TASK TO COMPLETE: From the entries that follow, list every line in which the string "وعنه" appears.

----

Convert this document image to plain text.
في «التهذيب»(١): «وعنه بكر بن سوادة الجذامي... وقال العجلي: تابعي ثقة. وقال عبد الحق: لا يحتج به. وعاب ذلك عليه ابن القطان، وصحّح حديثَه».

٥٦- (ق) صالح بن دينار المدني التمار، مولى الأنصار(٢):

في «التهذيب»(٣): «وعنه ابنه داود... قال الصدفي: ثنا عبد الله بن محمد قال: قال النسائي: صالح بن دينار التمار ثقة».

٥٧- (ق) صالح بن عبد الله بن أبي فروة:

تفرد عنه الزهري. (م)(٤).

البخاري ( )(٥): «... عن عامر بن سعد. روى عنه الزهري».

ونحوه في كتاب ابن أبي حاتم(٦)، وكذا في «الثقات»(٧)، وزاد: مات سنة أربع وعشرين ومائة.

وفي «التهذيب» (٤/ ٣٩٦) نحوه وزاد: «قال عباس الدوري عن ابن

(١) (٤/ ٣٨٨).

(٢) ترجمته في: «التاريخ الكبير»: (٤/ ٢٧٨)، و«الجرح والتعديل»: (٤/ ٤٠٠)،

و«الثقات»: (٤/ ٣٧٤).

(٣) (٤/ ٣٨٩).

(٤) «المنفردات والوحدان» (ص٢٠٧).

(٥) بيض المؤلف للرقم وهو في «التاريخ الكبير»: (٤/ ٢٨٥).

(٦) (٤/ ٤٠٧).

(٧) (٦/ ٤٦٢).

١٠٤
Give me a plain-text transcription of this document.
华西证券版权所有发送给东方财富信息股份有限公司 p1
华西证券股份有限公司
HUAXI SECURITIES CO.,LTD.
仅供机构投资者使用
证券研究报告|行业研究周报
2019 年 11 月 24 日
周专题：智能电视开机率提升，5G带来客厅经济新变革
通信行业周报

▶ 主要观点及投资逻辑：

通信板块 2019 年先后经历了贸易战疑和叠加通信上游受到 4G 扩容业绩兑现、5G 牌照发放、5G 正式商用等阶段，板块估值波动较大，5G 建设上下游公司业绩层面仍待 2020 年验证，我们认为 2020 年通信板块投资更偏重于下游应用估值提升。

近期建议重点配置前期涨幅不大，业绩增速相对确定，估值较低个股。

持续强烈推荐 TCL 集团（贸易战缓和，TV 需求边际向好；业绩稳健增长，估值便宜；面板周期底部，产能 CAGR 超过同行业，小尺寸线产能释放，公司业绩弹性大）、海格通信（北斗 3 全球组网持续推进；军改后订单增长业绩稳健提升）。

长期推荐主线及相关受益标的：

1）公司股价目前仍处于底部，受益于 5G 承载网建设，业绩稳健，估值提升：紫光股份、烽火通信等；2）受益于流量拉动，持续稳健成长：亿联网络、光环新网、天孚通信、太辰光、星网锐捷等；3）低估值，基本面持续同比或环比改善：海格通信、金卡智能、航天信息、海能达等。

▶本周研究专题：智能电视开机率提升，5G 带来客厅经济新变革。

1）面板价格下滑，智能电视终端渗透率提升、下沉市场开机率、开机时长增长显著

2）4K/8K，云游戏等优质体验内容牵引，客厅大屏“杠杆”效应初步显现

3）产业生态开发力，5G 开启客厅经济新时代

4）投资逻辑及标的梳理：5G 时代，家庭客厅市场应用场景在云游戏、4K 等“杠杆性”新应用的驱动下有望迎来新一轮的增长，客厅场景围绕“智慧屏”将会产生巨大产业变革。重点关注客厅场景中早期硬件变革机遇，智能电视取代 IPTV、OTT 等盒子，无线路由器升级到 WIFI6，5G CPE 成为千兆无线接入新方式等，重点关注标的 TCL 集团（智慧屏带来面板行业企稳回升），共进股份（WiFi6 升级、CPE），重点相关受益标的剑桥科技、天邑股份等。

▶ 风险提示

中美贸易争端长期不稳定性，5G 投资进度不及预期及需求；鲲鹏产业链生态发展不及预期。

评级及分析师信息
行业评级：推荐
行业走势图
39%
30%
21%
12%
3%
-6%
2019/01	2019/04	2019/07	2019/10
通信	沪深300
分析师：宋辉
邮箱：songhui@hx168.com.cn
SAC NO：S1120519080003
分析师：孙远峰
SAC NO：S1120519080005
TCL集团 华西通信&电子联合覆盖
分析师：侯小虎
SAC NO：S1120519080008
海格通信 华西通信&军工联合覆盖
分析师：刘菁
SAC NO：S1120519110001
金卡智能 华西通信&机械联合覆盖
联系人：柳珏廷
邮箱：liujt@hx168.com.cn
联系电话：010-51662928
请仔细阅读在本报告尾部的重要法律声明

----

FINAL RESULT:
في «التهذيب»(١): «وعنه بكر بن سوادة الجذامي... وقال العجلي: تابعي ثقة. وقال عبد الحق: لا يحتج به. وعاب ذلك عليه ابن القطان، وصحّح حديثَه».
في «التهذيب»(٣): «وعنه ابنه داود... قال الصدفي: ثنا عبد الله بن محمد قال: قال النسائي: صالح بن دينار التمار ثقة».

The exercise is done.